═══ Materials provided ═══

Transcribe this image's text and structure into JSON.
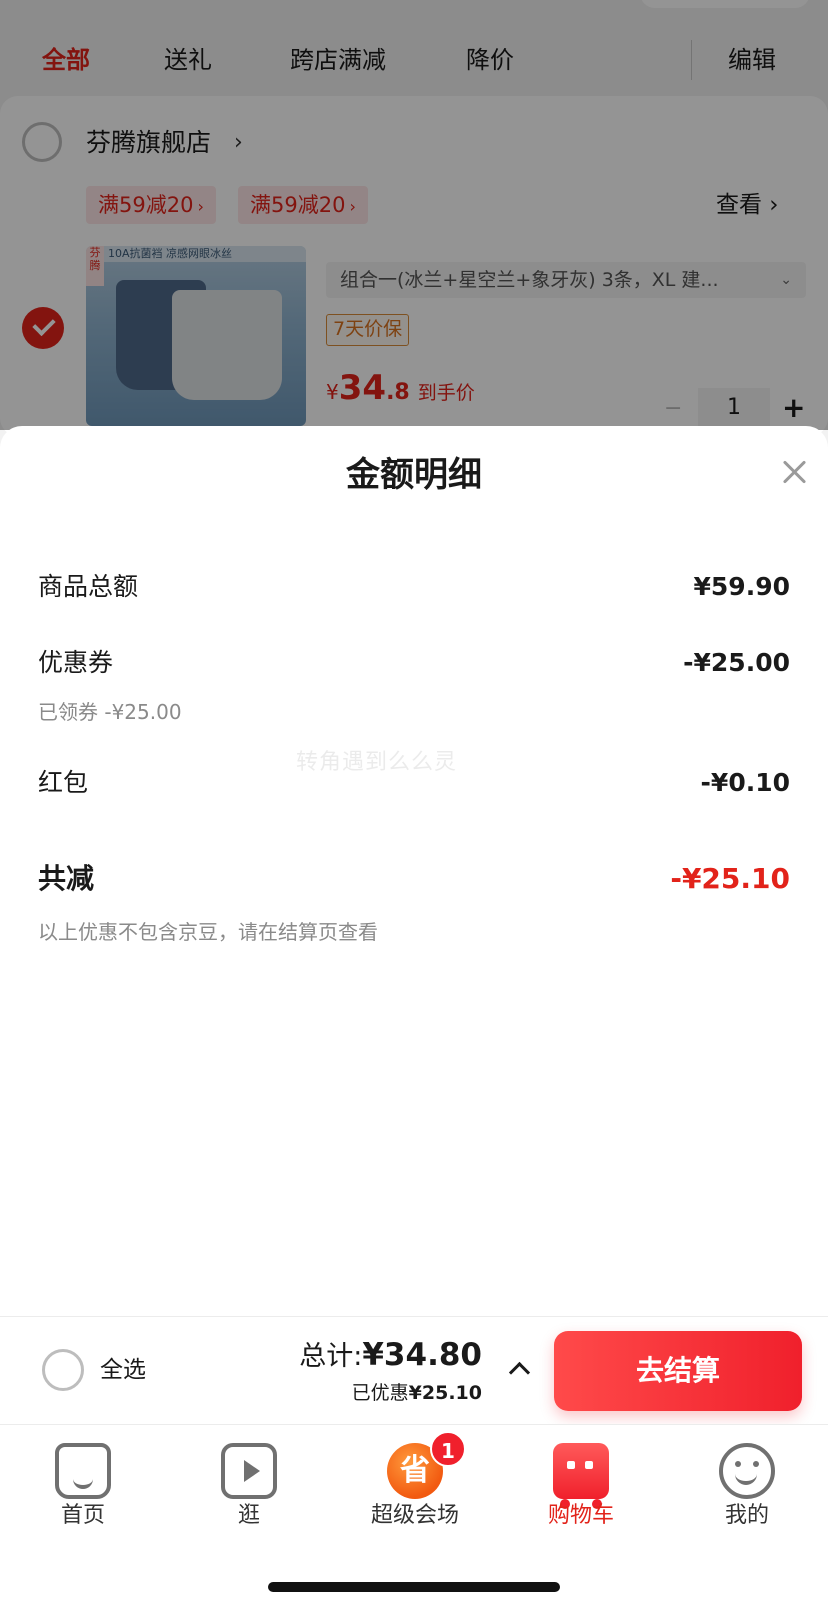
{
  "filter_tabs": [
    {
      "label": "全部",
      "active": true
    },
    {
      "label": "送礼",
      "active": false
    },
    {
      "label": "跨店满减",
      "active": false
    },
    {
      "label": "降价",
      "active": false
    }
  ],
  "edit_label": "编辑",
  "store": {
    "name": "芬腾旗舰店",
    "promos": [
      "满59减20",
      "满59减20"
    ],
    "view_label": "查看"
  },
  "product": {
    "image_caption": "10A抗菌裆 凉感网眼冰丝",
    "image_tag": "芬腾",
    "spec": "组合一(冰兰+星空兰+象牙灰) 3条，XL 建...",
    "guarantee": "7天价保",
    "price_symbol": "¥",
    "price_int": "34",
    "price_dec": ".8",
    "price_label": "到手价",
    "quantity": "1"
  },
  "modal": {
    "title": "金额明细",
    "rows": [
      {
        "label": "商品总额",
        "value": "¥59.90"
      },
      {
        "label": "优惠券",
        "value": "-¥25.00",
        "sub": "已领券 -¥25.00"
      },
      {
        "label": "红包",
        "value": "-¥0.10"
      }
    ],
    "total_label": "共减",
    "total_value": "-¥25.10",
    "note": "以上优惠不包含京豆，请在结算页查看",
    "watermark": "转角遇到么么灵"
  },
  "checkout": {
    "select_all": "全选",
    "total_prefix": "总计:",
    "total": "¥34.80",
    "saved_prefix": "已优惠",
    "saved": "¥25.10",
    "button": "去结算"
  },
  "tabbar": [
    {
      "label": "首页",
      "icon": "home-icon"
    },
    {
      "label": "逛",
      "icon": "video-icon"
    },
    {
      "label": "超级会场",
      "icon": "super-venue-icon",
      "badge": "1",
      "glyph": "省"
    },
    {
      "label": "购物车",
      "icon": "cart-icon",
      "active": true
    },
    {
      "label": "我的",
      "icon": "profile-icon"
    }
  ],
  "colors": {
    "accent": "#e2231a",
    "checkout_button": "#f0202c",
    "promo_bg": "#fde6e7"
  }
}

═══
═══ Materials provided ═══

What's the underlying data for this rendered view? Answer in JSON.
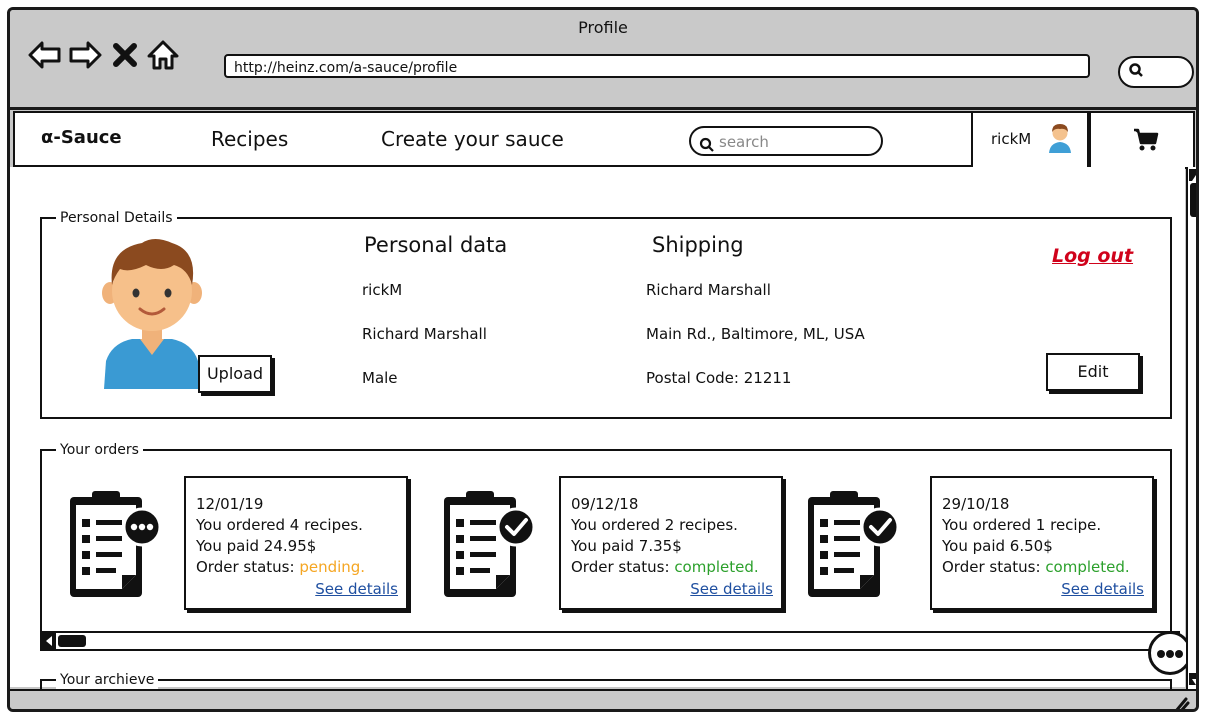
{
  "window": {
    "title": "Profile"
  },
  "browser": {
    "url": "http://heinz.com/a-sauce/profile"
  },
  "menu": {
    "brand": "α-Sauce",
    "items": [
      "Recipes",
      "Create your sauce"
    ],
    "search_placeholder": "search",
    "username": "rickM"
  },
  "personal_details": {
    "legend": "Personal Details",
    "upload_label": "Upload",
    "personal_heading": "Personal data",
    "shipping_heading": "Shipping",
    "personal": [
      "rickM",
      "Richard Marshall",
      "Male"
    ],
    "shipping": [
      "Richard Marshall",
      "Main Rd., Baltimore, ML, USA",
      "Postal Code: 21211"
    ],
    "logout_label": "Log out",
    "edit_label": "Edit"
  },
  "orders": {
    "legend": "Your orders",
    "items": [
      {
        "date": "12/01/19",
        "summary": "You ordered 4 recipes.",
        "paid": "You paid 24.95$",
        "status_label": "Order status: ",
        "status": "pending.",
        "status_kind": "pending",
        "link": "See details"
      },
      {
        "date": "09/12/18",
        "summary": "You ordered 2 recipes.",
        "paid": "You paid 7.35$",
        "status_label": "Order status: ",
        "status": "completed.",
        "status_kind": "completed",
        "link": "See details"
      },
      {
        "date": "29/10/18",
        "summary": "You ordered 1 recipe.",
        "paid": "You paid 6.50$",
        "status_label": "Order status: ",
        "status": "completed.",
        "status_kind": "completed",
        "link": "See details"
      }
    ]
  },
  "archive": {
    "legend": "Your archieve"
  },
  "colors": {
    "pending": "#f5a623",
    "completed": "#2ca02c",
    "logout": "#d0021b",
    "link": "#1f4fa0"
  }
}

═══

### Directions
Ascertain the number of lines in the entries that include the word "data", and report only that number.

### Solution below
2